◆ The problem ◆
In the listing that follows, how many lines contain the string "title"? Provide only the number.

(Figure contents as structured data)
____________

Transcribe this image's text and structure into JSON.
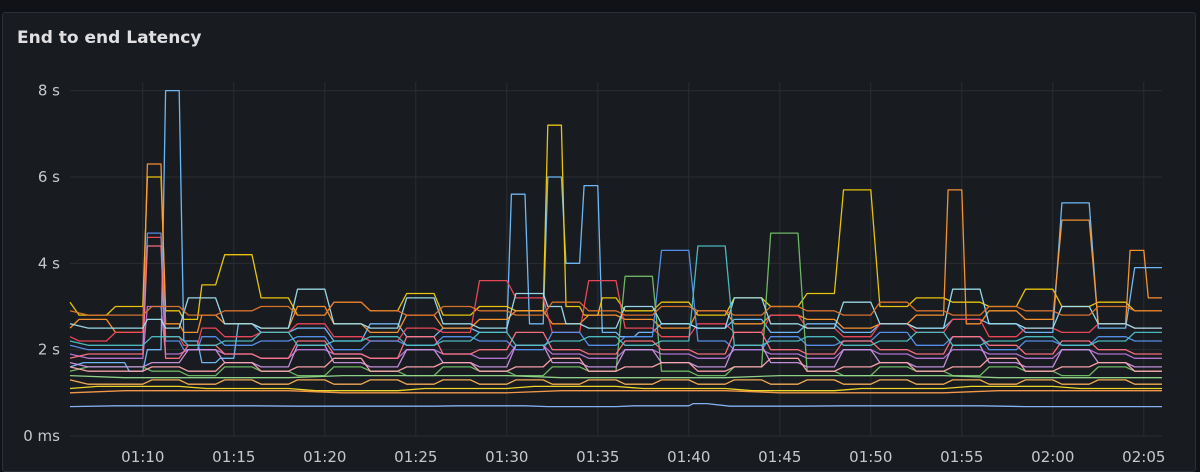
{
  "panel": {
    "title": "End to end Latency"
  },
  "chart_data": {
    "type": "line",
    "title": "End to end Latency",
    "x_ticks": [
      "01:10",
      "01:15",
      "01:20",
      "01:25",
      "01:30",
      "01:35",
      "01:40",
      "01:45",
      "01:50",
      "01:55",
      "02:00",
      "02:05"
    ],
    "y_ticks": [
      "0 ms",
      "2 s",
      "4 s",
      "6 s",
      "8 s"
    ],
    "x_unit": "minutes",
    "x_range": [
      "01:06",
      "02:06"
    ],
    "ylim": [
      0,
      8.2
    ],
    "grid": true,
    "legend": "none",
    "colors": {
      "background": "#181b1f",
      "grid": "#2a2d33",
      "series": [
        "#73bfff",
        "#f2cc0c",
        "#ff9830",
        "#f2495c",
        "#5794f2",
        "#b877d9",
        "#73bf69",
        "#ffb357",
        "#8ab8ff",
        "#ff7383",
        "#fade2a",
        "#ca95e5",
        "#96d98d",
        "#ff9f4d",
        "#9ee0f0",
        "#e0752d",
        "#4ec0c6",
        "#ffa6b0"
      ]
    },
    "series": [
      {
        "color": "#73bfff",
        "x": [
          0,
          3,
          4,
          5,
          6,
          7,
          8,
          9,
          10,
          12,
          14,
          16,
          18,
          20,
          22,
          24,
          25,
          26,
          27,
          28,
          29,
          30,
          31,
          32,
          34,
          36,
          38,
          40,
          42,
          44,
          46,
          48,
          50,
          52,
          54,
          56,
          58,
          60
        ],
        "values": [
          1.6,
          1.7,
          1.5,
          2.0,
          8.0,
          2.2,
          1.7,
          1.8,
          2.6,
          2.4,
          2.5,
          2.2,
          2.6,
          2.3,
          2.5,
          2.4,
          5.6,
          2.6,
          6.0,
          4.0,
          5.8,
          2.4,
          2.3,
          2.4,
          2.6,
          2.5,
          2.7,
          2.4,
          2.6,
          2.4,
          2.6,
          2.5,
          2.7,
          2.6,
          2.4,
          5.4,
          2.5,
          3.9
        ]
      },
      {
        "color": "#f2cc0c",
        "x": [
          0,
          2,
          4,
          5,
          6,
          7,
          8,
          10,
          12,
          14,
          16,
          18,
          20,
          22,
          24,
          26,
          27,
          28,
          29,
          30,
          32,
          34,
          36,
          38,
          40,
          42,
          44,
          46,
          48,
          50,
          52,
          54,
          56,
          58,
          60
        ],
        "values": [
          3.1,
          2.8,
          3.0,
          6.0,
          2.9,
          2.7,
          3.5,
          4.2,
          3.2,
          2.8,
          3.1,
          2.9,
          3.3,
          2.8,
          3.0,
          2.9,
          7.2,
          3.0,
          2.8,
          3.2,
          2.9,
          3.1,
          2.8,
          3.2,
          3.0,
          3.3,
          5.7,
          3.0,
          3.2,
          3.1,
          3.0,
          3.4,
          3.0,
          3.1,
          2.9
        ]
      },
      {
        "color": "#ff9830",
        "x": [
          0,
          2,
          4,
          5,
          6,
          7,
          8,
          10,
          12,
          14,
          16,
          18,
          20,
          22,
          24,
          26,
          28,
          30,
          32,
          34,
          36,
          38,
          40,
          42,
          44,
          46,
          48,
          49,
          50,
          52,
          54,
          56,
          58,
          59,
          60
        ],
        "values": [
          2.5,
          2.7,
          2.4,
          6.3,
          2.6,
          2.4,
          2.8,
          2.6,
          2.5,
          3.0,
          2.6,
          2.4,
          2.8,
          2.5,
          2.7,
          2.9,
          2.6,
          2.8,
          2.7,
          2.5,
          2.9,
          2.6,
          2.8,
          2.7,
          2.5,
          2.6,
          2.8,
          5.7,
          2.6,
          2.9,
          2.7,
          5.0,
          2.6,
          4.3,
          3.2
        ]
      },
      {
        "color": "#f2495c",
        "x": [
          0,
          2,
          4,
          5,
          6,
          7,
          8,
          10,
          12,
          14,
          16,
          18,
          20,
          22,
          24,
          26,
          28,
          30,
          32,
          34,
          36,
          38,
          40,
          42,
          44,
          46,
          48,
          50,
          52,
          54,
          56,
          58,
          60
        ],
        "values": [
          2.3,
          2.2,
          2.4,
          4.6,
          2.3,
          2.1,
          2.5,
          2.3,
          2.4,
          2.6,
          2.3,
          2.2,
          2.5,
          2.4,
          3.6,
          3.2,
          2.4,
          3.6,
          2.5,
          2.3,
          2.6,
          2.4,
          2.8,
          2.5,
          2.3,
          2.6,
          2.4,
          2.7,
          2.3,
          2.5,
          2.4,
          2.6,
          2.5
        ]
      },
      {
        "color": "#5794f2",
        "x": [
          0,
          4,
          5,
          6,
          7,
          8,
          10,
          12,
          14,
          16,
          18,
          20,
          22,
          24,
          26,
          28,
          30,
          32,
          34,
          36,
          38,
          40,
          42,
          44,
          46,
          48,
          50,
          52,
          54,
          56,
          58,
          60
        ],
        "values": [
          2.1,
          2.0,
          4.7,
          2.2,
          2.0,
          2.3,
          2.1,
          2.2,
          2.3,
          2.0,
          2.2,
          2.1,
          2.3,
          2.2,
          2.0,
          2.4,
          2.1,
          2.3,
          4.3,
          2.2,
          2.0,
          2.3,
          2.1,
          2.2,
          2.4,
          2.1,
          2.3,
          2.0,
          2.2,
          2.1,
          2.3,
          2.2
        ]
      },
      {
        "color": "#b877d9",
        "x": [
          0,
          4,
          5,
          6,
          8,
          10,
          12,
          14,
          16,
          18,
          20,
          22,
          24,
          26,
          28,
          30,
          32,
          34,
          36,
          38,
          40,
          42,
          44,
          46,
          48,
          50,
          52,
          54,
          56,
          58,
          60
        ],
        "values": [
          1.9,
          1.8,
          3.0,
          1.9,
          2.0,
          1.9,
          1.8,
          2.0,
          1.9,
          1.8,
          2.0,
          1.9,
          1.8,
          2.1,
          1.9,
          1.8,
          2.0,
          1.9,
          1.8,
          2.0,
          1.9,
          1.8,
          2.0,
          1.9,
          1.8,
          2.0,
          1.9,
          1.8,
          2.0,
          1.9,
          1.8
        ]
      },
      {
        "color": "#73bf69",
        "x": [
          0,
          4,
          6,
          8,
          10,
          12,
          14,
          16,
          18,
          20,
          22,
          24,
          26,
          28,
          30,
          32,
          34,
          36,
          38,
          40,
          42,
          44,
          46,
          48,
          50,
          52,
          54,
          56,
          58,
          60
        ],
        "values": [
          1.5,
          1.6,
          1.5,
          1.4,
          1.6,
          1.5,
          1.4,
          1.6,
          1.5,
          1.4,
          1.6,
          1.5,
          1.4,
          1.6,
          1.5,
          3.7,
          1.5,
          1.4,
          1.6,
          4.7,
          1.5,
          1.4,
          1.6,
          1.5,
          1.4,
          1.6,
          1.5,
          1.4,
          1.6,
          1.5
        ]
      },
      {
        "color": "#ffb357",
        "x": [
          0,
          4,
          6,
          8,
          10,
          12,
          14,
          16,
          18,
          20,
          22,
          24,
          26,
          28,
          30,
          32,
          34,
          36,
          38,
          40,
          42,
          44,
          46,
          48,
          50,
          52,
          54,
          56,
          58,
          60
        ],
        "values": [
          1.3,
          1.2,
          1.3,
          1.2,
          1.3,
          1.2,
          1.3,
          1.2,
          1.3,
          1.2,
          1.3,
          1.2,
          1.3,
          1.2,
          1.3,
          1.2,
          1.3,
          1.2,
          1.3,
          1.2,
          1.3,
          1.2,
          1.3,
          1.2,
          1.3,
          1.2,
          1.3,
          1.2,
          1.3,
          1.2
        ]
      },
      {
        "color": "#8ab8ff",
        "x": [
          0,
          10,
          20,
          25,
          30,
          34,
          35,
          40,
          50,
          60
        ],
        "values": [
          0.68,
          0.7,
          0.69,
          0.7,
          0.68,
          0.7,
          0.75,
          0.69,
          0.7,
          0.68
        ]
      },
      {
        "color": "#ff7383",
        "x": [
          0,
          4,
          5,
          6,
          8,
          10,
          12,
          14,
          16,
          18,
          20,
          22,
          24,
          26,
          28,
          30,
          32,
          34,
          36,
          38,
          40,
          42,
          44,
          46,
          48,
          50,
          52,
          54,
          56,
          58,
          60
        ],
        "values": [
          1.8,
          1.9,
          4.4,
          1.8,
          2.1,
          1.9,
          1.8,
          2.2,
          1.9,
          1.8,
          2.3,
          1.9,
          2.0,
          2.4,
          2.0,
          1.9,
          2.2,
          2.0,
          1.9,
          2.4,
          2.0,
          1.9,
          2.2,
          2.0,
          1.9,
          2.3,
          2.1,
          1.9,
          2.2,
          2.0,
          1.9
        ]
      },
      {
        "color": "#fade2a",
        "x": [
          0,
          6,
          12,
          18,
          24,
          30,
          36,
          42,
          48,
          54,
          60
        ],
        "values": [
          1.1,
          1.15,
          1.1,
          1.05,
          1.1,
          1.15,
          1.1,
          1.05,
          1.1,
          1.15,
          1.1
        ]
      },
      {
        "color": "#ca95e5",
        "x": [
          0,
          4,
          6,
          8,
          10,
          12,
          14,
          16,
          18,
          20,
          22,
          24,
          26,
          28,
          30,
          32,
          34,
          36,
          38,
          40,
          42,
          44,
          46,
          48,
          50,
          52,
          54,
          56,
          58,
          60
        ],
        "values": [
          1.7,
          1.6,
          1.7,
          2.0,
          1.7,
          1.6,
          2.1,
          1.7,
          1.6,
          2.0,
          1.7,
          1.6,
          2.1,
          1.7,
          1.6,
          2.0,
          1.7,
          1.6,
          2.1,
          1.7,
          1.6,
          2.0,
          1.7,
          1.6,
          2.1,
          1.7,
          1.6,
          2.0,
          1.7,
          1.6
        ]
      },
      {
        "color": "#96d98d",
        "x": [
          0,
          12,
          24,
          36,
          48,
          60
        ],
        "values": [
          1.4,
          1.35,
          1.4,
          1.35,
          1.4,
          1.35
        ]
      },
      {
        "color": "#ff9f4d",
        "x": [
          0,
          12,
          24,
          36,
          48,
          60
        ],
        "values": [
          1.0,
          1.05,
          1.0,
          1.05,
          1.0,
          1.05
        ]
      },
      {
        "color": "#9ee0f0",
        "x": [
          0,
          4,
          5,
          6,
          8,
          10,
          12,
          14,
          16,
          18,
          20,
          22,
          24,
          26,
          27,
          28,
          30,
          32,
          34,
          36,
          38,
          40,
          42,
          44,
          46,
          48,
          50,
          52,
          54,
          56,
          58,
          60
        ],
        "values": [
          2.6,
          2.5,
          2.7,
          2.5,
          3.2,
          2.6,
          2.5,
          3.4,
          2.6,
          2.5,
          3.2,
          2.6,
          2.5,
          3.3,
          3.0,
          2.6,
          2.5,
          3.0,
          2.6,
          2.5,
          3.2,
          2.6,
          2.5,
          3.1,
          2.6,
          2.5,
          3.4,
          2.6,
          2.5,
          3.0,
          2.6,
          2.5
        ]
      },
      {
        "color": "#e0752d",
        "x": [
          0,
          4,
          6,
          8,
          10,
          12,
          14,
          16,
          18,
          20,
          22,
          24,
          26,
          28,
          30,
          32,
          34,
          36,
          38,
          40,
          42,
          44,
          46,
          48,
          50,
          52,
          54,
          56,
          58,
          60
        ],
        "values": [
          2.9,
          2.8,
          3.0,
          2.8,
          2.9,
          3.0,
          2.8,
          3.1,
          2.9,
          2.8,
          3.0,
          2.9,
          2.8,
          3.1,
          2.9,
          2.8,
          3.0,
          2.9,
          2.8,
          3.0,
          2.9,
          2.8,
          3.1,
          2.9,
          2.8,
          3.0,
          2.9,
          2.8,
          3.0,
          2.9
        ]
      },
      {
        "color": "#4ec0c6",
        "x": [
          0,
          4,
          6,
          8,
          10,
          12,
          14,
          16,
          18,
          20,
          22,
          24,
          26,
          28,
          30,
          32,
          34,
          36,
          38,
          40,
          42,
          44,
          46,
          48,
          50,
          52,
          54,
          56,
          58,
          60
        ],
        "values": [
          2.2,
          2.1,
          2.3,
          2.1,
          2.2,
          2.4,
          2.1,
          2.2,
          2.3,
          2.1,
          2.2,
          2.4,
          2.1,
          2.2,
          2.3,
          2.1,
          2.2,
          4.4,
          2.1,
          2.2,
          2.3,
          2.1,
          2.2,
          2.4,
          2.1,
          2.2,
          2.3,
          2.1,
          2.2,
          2.4
        ]
      },
      {
        "color": "#ffa6b0",
        "x": [
          0,
          4,
          6,
          8,
          10,
          12,
          14,
          16,
          18,
          20,
          22,
          24,
          26,
          28,
          30,
          32,
          34,
          36,
          38,
          40,
          42,
          44,
          46,
          48,
          50,
          52,
          54,
          56,
          58,
          60
        ],
        "values": [
          1.6,
          1.5,
          1.6,
          1.5,
          1.7,
          1.5,
          1.6,
          1.8,
          1.5,
          1.6,
          1.7,
          1.5,
          1.6,
          1.8,
          1.5,
          1.6,
          1.7,
          1.5,
          1.6,
          1.8,
          1.5,
          1.6,
          1.7,
          1.5,
          1.6,
          1.8,
          1.5,
          1.6,
          1.7,
          1.5
        ]
      }
    ]
  }
}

____________

◆ Complete answer ◆
2